Aim of the exercise |
Each of the following records is to be output exactly.

Material for this task |
▼

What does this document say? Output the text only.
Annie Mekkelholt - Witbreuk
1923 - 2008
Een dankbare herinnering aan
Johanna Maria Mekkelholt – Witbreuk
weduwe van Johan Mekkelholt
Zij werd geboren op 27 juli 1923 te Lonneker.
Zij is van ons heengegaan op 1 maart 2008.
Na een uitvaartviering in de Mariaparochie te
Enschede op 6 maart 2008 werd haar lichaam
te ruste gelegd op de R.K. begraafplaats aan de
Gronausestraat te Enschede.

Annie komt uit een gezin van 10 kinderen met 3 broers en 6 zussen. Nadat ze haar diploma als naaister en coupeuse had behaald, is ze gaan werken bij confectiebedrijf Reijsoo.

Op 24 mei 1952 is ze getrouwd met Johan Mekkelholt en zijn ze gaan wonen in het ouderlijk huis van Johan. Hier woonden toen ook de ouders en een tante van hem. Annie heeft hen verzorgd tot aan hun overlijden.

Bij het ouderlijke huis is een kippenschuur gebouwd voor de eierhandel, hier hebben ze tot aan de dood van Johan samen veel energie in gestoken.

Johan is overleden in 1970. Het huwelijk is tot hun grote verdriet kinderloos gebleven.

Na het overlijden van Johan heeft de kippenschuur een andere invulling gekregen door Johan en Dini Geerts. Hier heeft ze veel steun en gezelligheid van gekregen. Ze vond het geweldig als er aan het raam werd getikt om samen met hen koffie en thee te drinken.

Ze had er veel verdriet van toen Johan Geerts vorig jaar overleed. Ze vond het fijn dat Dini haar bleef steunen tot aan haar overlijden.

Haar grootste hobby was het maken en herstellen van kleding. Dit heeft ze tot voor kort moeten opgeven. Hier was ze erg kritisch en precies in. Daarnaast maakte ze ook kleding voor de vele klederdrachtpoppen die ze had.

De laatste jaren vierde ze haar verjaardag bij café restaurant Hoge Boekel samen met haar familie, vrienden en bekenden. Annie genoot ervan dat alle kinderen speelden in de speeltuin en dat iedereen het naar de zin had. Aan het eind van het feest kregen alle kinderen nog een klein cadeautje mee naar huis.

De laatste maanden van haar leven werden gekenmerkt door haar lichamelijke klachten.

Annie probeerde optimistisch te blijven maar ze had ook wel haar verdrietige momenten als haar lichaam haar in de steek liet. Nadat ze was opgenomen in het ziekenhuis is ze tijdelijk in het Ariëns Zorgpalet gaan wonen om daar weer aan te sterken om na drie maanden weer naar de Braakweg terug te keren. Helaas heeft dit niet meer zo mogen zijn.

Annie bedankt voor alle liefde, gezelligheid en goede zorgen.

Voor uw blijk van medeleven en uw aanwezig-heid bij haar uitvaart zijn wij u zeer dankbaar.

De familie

▲

Worked solution |
What does this document say? Output the text only.
Annie Mekkelholt - Witbreuk
1923 - 2008
Een dankbare herinnering aan
Johanna Maria Mekkelholt – Witbreuk
weduwe van Johan Mekkelholt
Zij werd geboren op 27 juli 1923 te Lonneker.
Zij is van ons heengegaan op 1 maart 2008.
Na een uitvaartviering in de Mariaparochie te
Enschede op 6 maart 2008 werd haar lichaam
te ruste gelegd op de R.K. begraafplaats aan de
Gronausestraat te Enschede.

Annie komt uit een gezin van 10 kinderen met 3 broers en 6 zussen. Nadat ze haar diploma als naaister en coupeuse had behaald, is ze gaan werken bij confectiebedrijf Reijsoo.

Op 24 mei 1952 is ze getrouwd met Johan Mekkelholt en zijn ze gaan wonen in het ouderlijk huis van Johan. Hier woonden toen ook de ouders en een tante van hem. Annie heeft hen verzorgd tot aan hun overlijden.

Bij het ouderlijke huis is een kippenschuur gebouwd voor de eierhandel, hier hebben ze tot aan de dood van Johan samen veel energie in gestoken.

Johan is overleden in 1970. Het huwelijk is tot hun grote verdriet kinderloos gebleven.

Na het overlijden van Johan heeft de kippenschuur een andere invulling gekregen door Johan en Dini Geerts. Hier heeft ze veel steun en gezelligheid van gekregen. Ze vond het geweldig als er aan het raam werd getikt om samen met hen koffie en thee te drinken.

Ze had er veel verdriet van toen Johan Geerts vorig jaar overleed. Ze vond het fijn dat Dini haar bleef steunen tot aan haar overlijden.

Haar grootste hobby was het maken en herstellen van kleding. Dit heeft ze tot voor kort moeten opgeven. Hier was ze erg kritisch en precies in. Daarnaast maakte ze ook kleding voor de vele klederdrachtpoppen die ze had.

De laatste jaren vierde ze haar verjaardag bij café restaurant Hoge Boekel samen met haar familie, vrienden en bekenden. Annie genoot ervan dat alle kinderen speelden in de speeltuin en dat iedereen het naar de zin had. Aan het eind van het feest kregen alle kinderen nog een klein cadeautje mee naar huis.

De laatste maanden van haar leven werden gekenmerkt door haar lichamelijke klachten.

Annie probeerde optimistisch te blijven maar ze had ook wel haar verdrietige momenten als haar lichaam haar in de steek liet. Nadat ze was opgenomen in het ziekenhuis is ze tijdelijk in het Ariëns Zorgpalet gaan wonen om daar weer aan te sterken om na drie maanden weer naar de Braakweg terug te keren. Helaas heeft dit niet meer zo mogen zijn.

Annie bedankt voor alle liefde, gezelligheid en goede zorgen.

Voor uw blijk van medeleven en uw aanwezig-heid bij haar uitvaart zijn wij u zeer dankbaar.

De familie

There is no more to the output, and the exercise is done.